* _Task instructions_: Identify each line below that contains the word "value", and copy it out.

○ ○ ○ ○ ○

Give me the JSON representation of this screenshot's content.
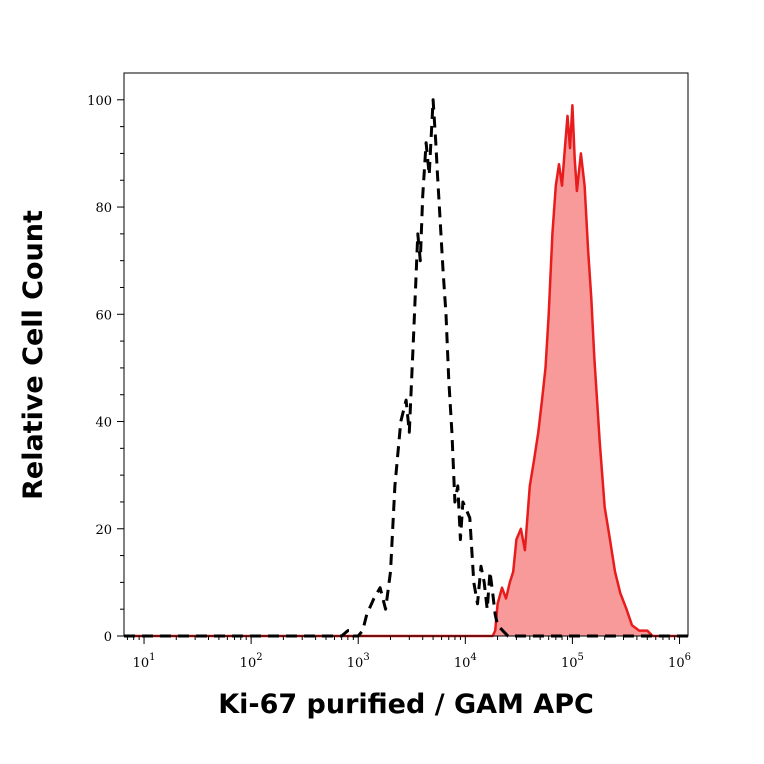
{
  "chart_data": {
    "type": "area",
    "xlabel": "Ki-67 purified / GAM APC",
    "ylabel": "Relative Cell Count",
    "x_scale": "log",
    "xlim": [
      6.5,
      1200000
    ],
    "ylim": [
      0,
      105
    ],
    "x_ticks": [
      {
        "base": "10",
        "exp": "1",
        "value": 10
      },
      {
        "base": "10",
        "exp": "2",
        "value": 100
      },
      {
        "base": "10",
        "exp": "3",
        "value": 1000
      },
      {
        "base": "10",
        "exp": "4",
        "value": 10000
      },
      {
        "base": "10",
        "exp": "5",
        "value": 100000
      },
      {
        "base": "10",
        "exp": "6",
        "value": 1000000
      }
    ],
    "y_ticks": [
      0,
      20,
      40,
      60,
      80,
      100
    ],
    "grid": false,
    "series": [
      {
        "style": "dashed-outline",
        "color": "#000000",
        "x": [
          6.5,
          100,
          700,
          800,
          850,
          900,
          1000,
          1100,
          1200,
          1400,
          1600,
          1800,
          2000,
          2200,
          2500,
          2800,
          3000,
          3300,
          3600,
          3800,
          4000,
          4300,
          4600,
          5000,
          5300,
          5500,
          5800,
          6200,
          6600,
          7000,
          7500,
          8000,
          8500,
          9000,
          9500,
          10000,
          11000,
          12000,
          13000,
          14000,
          15000,
          16000,
          17000,
          18000,
          19000,
          20000,
          25000,
          40000,
          1200000
        ],
        "y": [
          0,
          0,
          0,
          1,
          1,
          0,
          0,
          1,
          4,
          7,
          9,
          5,
          12,
          28,
          40,
          44,
          38,
          57,
          75,
          70,
          82,
          92,
          86,
          100,
          92,
          86,
          78,
          68,
          60,
          48,
          38,
          25,
          28,
          18,
          25,
          24,
          22,
          10,
          6,
          13,
          10,
          5,
          12,
          8,
          4,
          2,
          0,
          0,
          0
        ]
      },
      {
        "style": "filled",
        "color": "#e81c1c",
        "fill": "#f8999a",
        "x": [
          6.5,
          18000,
          19000,
          20000,
          22000,
          24000,
          26000,
          28000,
          30000,
          33000,
          36000,
          40000,
          44000,
          48000,
          52000,
          56000,
          60000,
          65000,
          70000,
          75000,
          80000,
          85000,
          90000,
          95000,
          100000,
          105000,
          110000,
          120000,
          130000,
          140000,
          150000,
          160000,
          180000,
          200000,
          220000,
          250000,
          280000,
          320000,
          360000,
          420000,
          500000,
          560000,
          600000,
          1200000
        ],
        "y": [
          0,
          0,
          1,
          6,
          9,
          7,
          10,
          12,
          18,
          20,
          16,
          28,
          33,
          38,
          44,
          50,
          60,
          75,
          84,
          88,
          84,
          91,
          97,
          91,
          99,
          89,
          83,
          90,
          84,
          72,
          63,
          52,
          36,
          24,
          19,
          12,
          8,
          5,
          2,
          1,
          1,
          0,
          0,
          0
        ]
      }
    ]
  }
}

○ ○ ○ ○ ○

* _Exercise result_:
        "value": 10
        "value": 100
        "value": 1000
        "value": 10000
        "value": 100000
        "value": 1000000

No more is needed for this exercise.